• _GIVEN INSTRUCTION_
Scan the records for the string "Specifications"; copy each line where it occurs.

• _SOURCE RECORDS_
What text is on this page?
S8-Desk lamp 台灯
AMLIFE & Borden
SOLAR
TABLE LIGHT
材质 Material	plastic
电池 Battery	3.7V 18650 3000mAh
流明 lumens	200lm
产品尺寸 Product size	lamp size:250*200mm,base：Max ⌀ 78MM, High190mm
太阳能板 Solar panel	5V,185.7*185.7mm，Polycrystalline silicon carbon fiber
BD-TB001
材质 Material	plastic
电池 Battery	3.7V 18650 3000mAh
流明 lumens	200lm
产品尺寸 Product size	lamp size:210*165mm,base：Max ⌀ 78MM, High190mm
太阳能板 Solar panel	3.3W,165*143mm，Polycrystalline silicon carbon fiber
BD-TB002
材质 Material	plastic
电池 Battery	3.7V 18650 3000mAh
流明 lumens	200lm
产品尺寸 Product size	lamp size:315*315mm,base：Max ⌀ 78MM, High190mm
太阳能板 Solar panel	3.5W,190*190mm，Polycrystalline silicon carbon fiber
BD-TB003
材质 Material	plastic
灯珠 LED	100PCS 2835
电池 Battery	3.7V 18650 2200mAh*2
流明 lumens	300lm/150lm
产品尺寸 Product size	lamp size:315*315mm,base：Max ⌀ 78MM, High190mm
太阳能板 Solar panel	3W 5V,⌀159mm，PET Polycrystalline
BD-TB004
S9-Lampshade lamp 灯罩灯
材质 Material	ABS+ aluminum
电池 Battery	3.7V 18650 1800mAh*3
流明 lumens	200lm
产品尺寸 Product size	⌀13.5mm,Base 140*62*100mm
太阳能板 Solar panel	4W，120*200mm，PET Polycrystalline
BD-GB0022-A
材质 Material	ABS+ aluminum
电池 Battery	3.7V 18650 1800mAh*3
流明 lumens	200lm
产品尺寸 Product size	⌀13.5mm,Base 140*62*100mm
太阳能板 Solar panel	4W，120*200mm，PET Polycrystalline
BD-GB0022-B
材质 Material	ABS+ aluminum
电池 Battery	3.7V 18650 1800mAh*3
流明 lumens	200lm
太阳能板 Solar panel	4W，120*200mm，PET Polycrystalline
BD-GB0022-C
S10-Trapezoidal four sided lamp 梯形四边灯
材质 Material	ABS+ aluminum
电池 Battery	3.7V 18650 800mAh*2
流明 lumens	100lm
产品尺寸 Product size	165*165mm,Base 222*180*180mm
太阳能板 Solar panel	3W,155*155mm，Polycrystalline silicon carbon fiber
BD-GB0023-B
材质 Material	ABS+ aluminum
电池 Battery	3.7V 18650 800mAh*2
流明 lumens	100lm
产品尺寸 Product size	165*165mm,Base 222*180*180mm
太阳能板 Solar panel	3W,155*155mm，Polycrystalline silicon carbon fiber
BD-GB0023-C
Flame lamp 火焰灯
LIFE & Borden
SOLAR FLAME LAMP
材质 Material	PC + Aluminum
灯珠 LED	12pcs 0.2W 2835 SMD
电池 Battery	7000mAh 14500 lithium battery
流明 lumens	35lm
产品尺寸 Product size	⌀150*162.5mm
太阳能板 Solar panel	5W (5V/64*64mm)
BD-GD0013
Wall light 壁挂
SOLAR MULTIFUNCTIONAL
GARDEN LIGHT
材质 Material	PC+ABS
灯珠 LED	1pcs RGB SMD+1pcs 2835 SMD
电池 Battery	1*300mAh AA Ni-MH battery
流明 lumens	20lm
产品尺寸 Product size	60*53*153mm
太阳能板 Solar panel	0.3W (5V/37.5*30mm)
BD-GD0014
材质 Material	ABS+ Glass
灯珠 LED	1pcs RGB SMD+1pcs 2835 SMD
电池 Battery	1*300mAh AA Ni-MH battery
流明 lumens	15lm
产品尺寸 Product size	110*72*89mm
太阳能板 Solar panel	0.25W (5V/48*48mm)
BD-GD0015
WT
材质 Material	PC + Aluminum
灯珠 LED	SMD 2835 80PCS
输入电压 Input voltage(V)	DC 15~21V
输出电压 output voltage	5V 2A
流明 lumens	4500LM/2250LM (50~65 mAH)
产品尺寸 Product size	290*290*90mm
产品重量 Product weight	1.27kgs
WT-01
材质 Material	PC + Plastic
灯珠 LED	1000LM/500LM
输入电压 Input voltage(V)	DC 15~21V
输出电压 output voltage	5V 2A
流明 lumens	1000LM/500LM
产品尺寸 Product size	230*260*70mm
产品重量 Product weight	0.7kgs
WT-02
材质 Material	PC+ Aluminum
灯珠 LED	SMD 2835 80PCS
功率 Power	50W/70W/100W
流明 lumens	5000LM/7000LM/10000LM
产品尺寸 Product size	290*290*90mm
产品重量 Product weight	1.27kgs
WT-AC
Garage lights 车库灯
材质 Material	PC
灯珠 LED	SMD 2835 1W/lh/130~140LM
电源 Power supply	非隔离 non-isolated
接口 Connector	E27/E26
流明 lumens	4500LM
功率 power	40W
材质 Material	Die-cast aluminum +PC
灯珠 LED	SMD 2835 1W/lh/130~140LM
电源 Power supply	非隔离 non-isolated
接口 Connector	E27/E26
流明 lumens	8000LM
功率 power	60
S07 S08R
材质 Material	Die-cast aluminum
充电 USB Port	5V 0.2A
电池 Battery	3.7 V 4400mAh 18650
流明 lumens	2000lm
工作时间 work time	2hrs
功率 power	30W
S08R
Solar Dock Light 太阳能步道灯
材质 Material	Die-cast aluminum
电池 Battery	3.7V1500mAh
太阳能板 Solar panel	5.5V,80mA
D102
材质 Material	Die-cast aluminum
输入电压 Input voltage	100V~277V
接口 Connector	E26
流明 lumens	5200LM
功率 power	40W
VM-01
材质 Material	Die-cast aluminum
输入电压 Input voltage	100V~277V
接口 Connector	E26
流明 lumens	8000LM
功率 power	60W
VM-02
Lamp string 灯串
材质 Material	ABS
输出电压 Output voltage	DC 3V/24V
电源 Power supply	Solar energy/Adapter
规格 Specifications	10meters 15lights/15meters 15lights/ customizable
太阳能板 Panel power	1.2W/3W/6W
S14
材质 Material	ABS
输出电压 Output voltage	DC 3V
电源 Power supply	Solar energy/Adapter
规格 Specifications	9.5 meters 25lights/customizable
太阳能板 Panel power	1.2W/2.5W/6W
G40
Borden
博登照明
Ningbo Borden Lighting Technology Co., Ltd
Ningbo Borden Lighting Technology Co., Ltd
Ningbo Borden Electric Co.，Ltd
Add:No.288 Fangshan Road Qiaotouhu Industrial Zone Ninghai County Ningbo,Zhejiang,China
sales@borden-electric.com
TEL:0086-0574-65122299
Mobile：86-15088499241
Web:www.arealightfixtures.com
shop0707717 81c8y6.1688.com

• _RESPONSE TO THIS EXERCISE_
规格 Specifications	10meters 15lights/15meters 15lights/ customizable
规格 Specifications	9.5 meters 25lights/customizable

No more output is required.